[BEGIN Input material]

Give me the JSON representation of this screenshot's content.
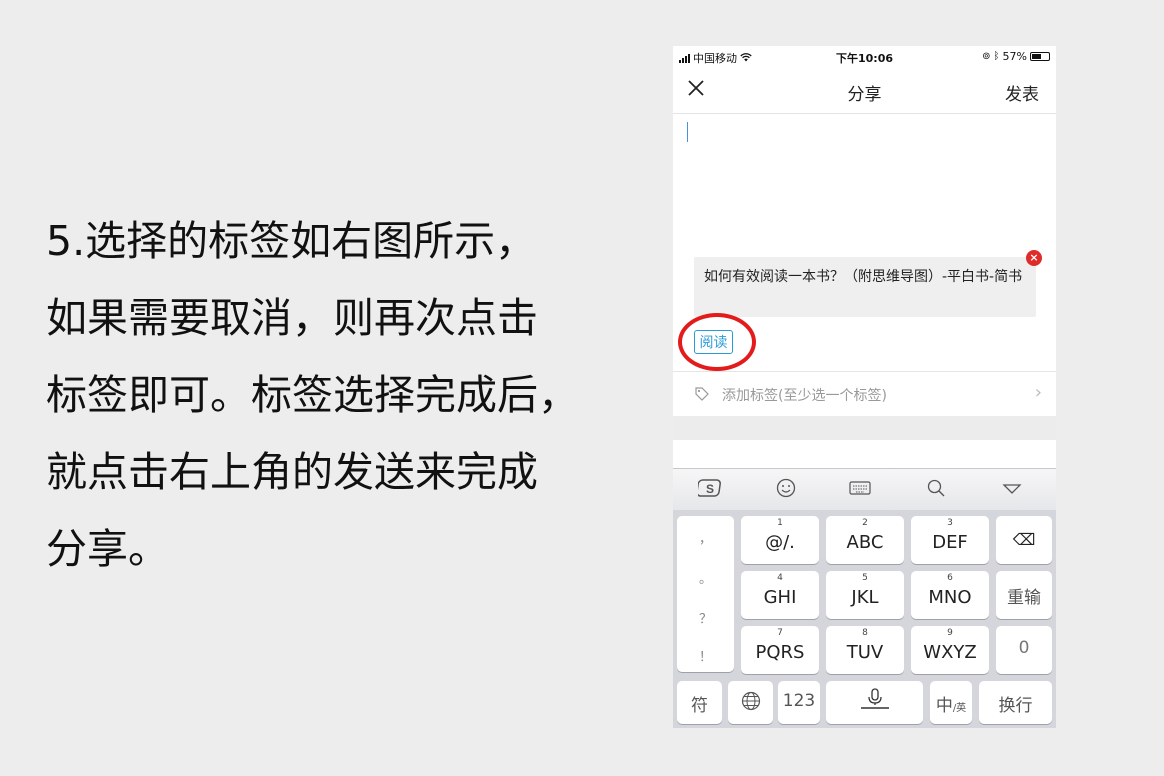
{
  "instruction": {
    "lines": [
      "5.选择的标签如右图所示，",
      "如果需要取消，则再次点击",
      "标签即可。标签选择完成后，",
      "就点击右上角的发送来完成",
      "分享。"
    ]
  },
  "status_bar": {
    "carrier": "中国移动",
    "time": "下午10:06",
    "battery": "57%",
    "battery_level": 0.57
  },
  "nav": {
    "close_icon": "close-x-icon",
    "title": "分享",
    "publish": "发表"
  },
  "share_card": {
    "text": "如何有效阅读一本书？（附思维导图）-平白书-简书",
    "remove_icon": "×"
  },
  "selected_tag": "阅读",
  "add_tag": {
    "label": "添加标签(至少选一个标签)",
    "chevron": "›"
  },
  "keyboard": {
    "toolbar": [
      "sogou-logo-icon",
      "emoji-icon",
      "keyboard-icon",
      "search-icon",
      "collapse-icon"
    ],
    "punct": [
      "，",
      "。",
      "？",
      "！"
    ],
    "rows": [
      [
        {
          "num": "1",
          "label": "@/."
        },
        {
          "num": "2",
          "label": "ABC"
        },
        {
          "num": "3",
          "label": "DEF"
        }
      ],
      [
        {
          "num": "4",
          "label": "GHI"
        },
        {
          "num": "5",
          "label": "JKL"
        },
        {
          "num": "6",
          "label": "MNO"
        }
      ],
      [
        {
          "num": "7",
          "label": "PQRS"
        },
        {
          "num": "8",
          "label": "TUV"
        },
        {
          "num": "9",
          "label": "WXYZ"
        }
      ]
    ],
    "backspace": "⌫",
    "reenter": "重输",
    "zero": "0",
    "symbols": "符",
    "globe": "🌐",
    "numbers": "123",
    "space_mic": "🎙",
    "lang": "中",
    "lang_sub": "/英",
    "enter": "换行"
  }
}
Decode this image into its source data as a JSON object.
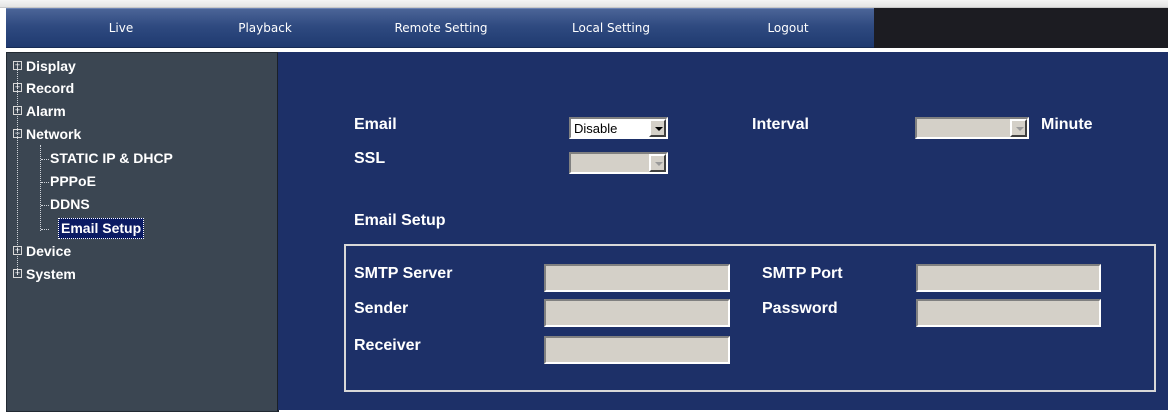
{
  "nav": {
    "items": [
      "Live",
      "Playback",
      "Remote Setting",
      "Local Setting",
      "Logout"
    ]
  },
  "sidebar": {
    "items": [
      {
        "label": "Display",
        "expanded": false
      },
      {
        "label": "Record",
        "expanded": false
      },
      {
        "label": "Alarm",
        "expanded": false
      },
      {
        "label": "Network",
        "expanded": true
      },
      {
        "label": "STATIC IP & DHCP",
        "child": true
      },
      {
        "label": "PPPoE",
        "child": true
      },
      {
        "label": "DDNS",
        "child": true
      },
      {
        "label": "Email Setup",
        "child": true,
        "selected": true
      },
      {
        "label": "Device",
        "expanded": false
      },
      {
        "label": "System",
        "expanded": false
      }
    ],
    "expand_glyph": "+",
    "collapse_glyph": "−"
  },
  "email": {
    "email_label": "Email",
    "email_value": "Disable",
    "interval_label": "Interval",
    "interval_value": "",
    "minute_label": "Minute",
    "ssl_label": "SSL",
    "ssl_value": ""
  },
  "setup": {
    "title": "Email Setup",
    "smtp_server_label": "SMTP Server",
    "smtp_server_value": "",
    "smtp_port_label": "SMTP Port",
    "smtp_port_value": "",
    "sender_label": "Sender",
    "sender_value": "",
    "password_label": "Password",
    "password_value": "",
    "receiver_label": "Receiver",
    "receiver_value": ""
  },
  "colors": {
    "nav": "#2f4a80",
    "sidebar": "#3b4652",
    "main": "#1d3068",
    "selected": "#0b1b63"
  }
}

[END Input material]

* [What is required]:
Print each entry shown above with exact wording and no pictures.

* [Complete answer]:
Give me the JSON representation of this screenshot's content.
{
  "instruction": {
    "lines": [
      "5.选择的标签如右图所示，",
      "如果需要取消，则再次点击",
      "标签即可。标签选择完成后，",
      "就点击右上角的发送来完成",
      "分享。"
    ]
  },
  "status_bar": {
    "carrier": "中国移动",
    "time": "下午10:06",
    "battery": "57%",
    "battery_level": 0.57
  },
  "nav": {
    "close_icon": "close-x-icon",
    "title": "分享",
    "publish": "发表"
  },
  "share_card": {
    "text": "如何有效阅读一本书？（附思维导图）-平白书-简书",
    "remove_icon": "×"
  },
  "selected_tag": "阅读",
  "add_tag": {
    "label": "添加标签(至少选一个标签)",
    "chevron": "›"
  },
  "keyboard": {
    "toolbar": [
      "sogou-logo-icon",
      "emoji-icon",
      "keyboard-icon",
      "search-icon",
      "collapse-icon"
    ],
    "punct": [
      "，",
      "。",
      "？",
      "！"
    ],
    "rows": [
      [
        {
          "num": "1",
          "label": "@/."
        },
        {
          "num": "2",
          "label": "ABC"
        },
        {
          "num": "3",
          "label": "DEF"
        }
      ],
      [
        {
          "num": "4",
          "label": "GHI"
        },
        {
          "num": "5",
          "label": "JKL"
        },
        {
          "num": "6",
          "label": "MNO"
        }
      ],
      [
        {
          "num": "7",
          "label": "PQRS"
        },
        {
          "num": "8",
          "label": "TUV"
        },
        {
          "num": "9",
          "label": "WXYZ"
        }
      ]
    ],
    "backspace": "⌫",
    "reenter": "重输",
    "zero": "0",
    "symbols": "符",
    "globe": "🌐",
    "numbers": "123",
    "space_mic": "🎙",
    "lang": "中",
    "lang_sub": "/英",
    "enter": "换行"
  }
}
Decode this image into its source data as a JSON object.
{
  "nav": {
    "items": [
      "Live",
      "Playback",
      "Remote Setting",
      "Local Setting",
      "Logout"
    ]
  },
  "sidebar": {
    "items": [
      {
        "label": "Display",
        "expanded": false
      },
      {
        "label": "Record",
        "expanded": false
      },
      {
        "label": "Alarm",
        "expanded": false
      },
      {
        "label": "Network",
        "expanded": true
      },
      {
        "label": "STATIC IP & DHCP",
        "child": true
      },
      {
        "label": "PPPoE",
        "child": true
      },
      {
        "label": "DDNS",
        "child": true
      },
      {
        "label": "Email Setup",
        "child": true,
        "selected": true
      },
      {
        "label": "Device",
        "expanded": false
      },
      {
        "label": "System",
        "expanded": false
      }
    ],
    "expand_glyph": "+",
    "collapse_glyph": "−"
  },
  "email": {
    "email_label": "Email",
    "email_value": "Disable",
    "interval_label": "Interval",
    "interval_value": "",
    "minute_label": "Minute",
    "ssl_label": "SSL",
    "ssl_value": ""
  },
  "setup": {
    "title": "Email Setup",
    "smtp_server_label": "SMTP Server",
    "smtp_server_value": "",
    "smtp_port_label": "SMTP Port",
    "smtp_port_value": "",
    "sender_label": "Sender",
    "sender_value": "",
    "password_label": "Password",
    "password_value": "",
    "receiver_label": "Receiver",
    "receiver_value": ""
  },
  "colors": {
    "nav": "#2f4a80",
    "sidebar": "#3b4652",
    "main": "#1d3068",
    "selected": "#0b1b63"
  }
}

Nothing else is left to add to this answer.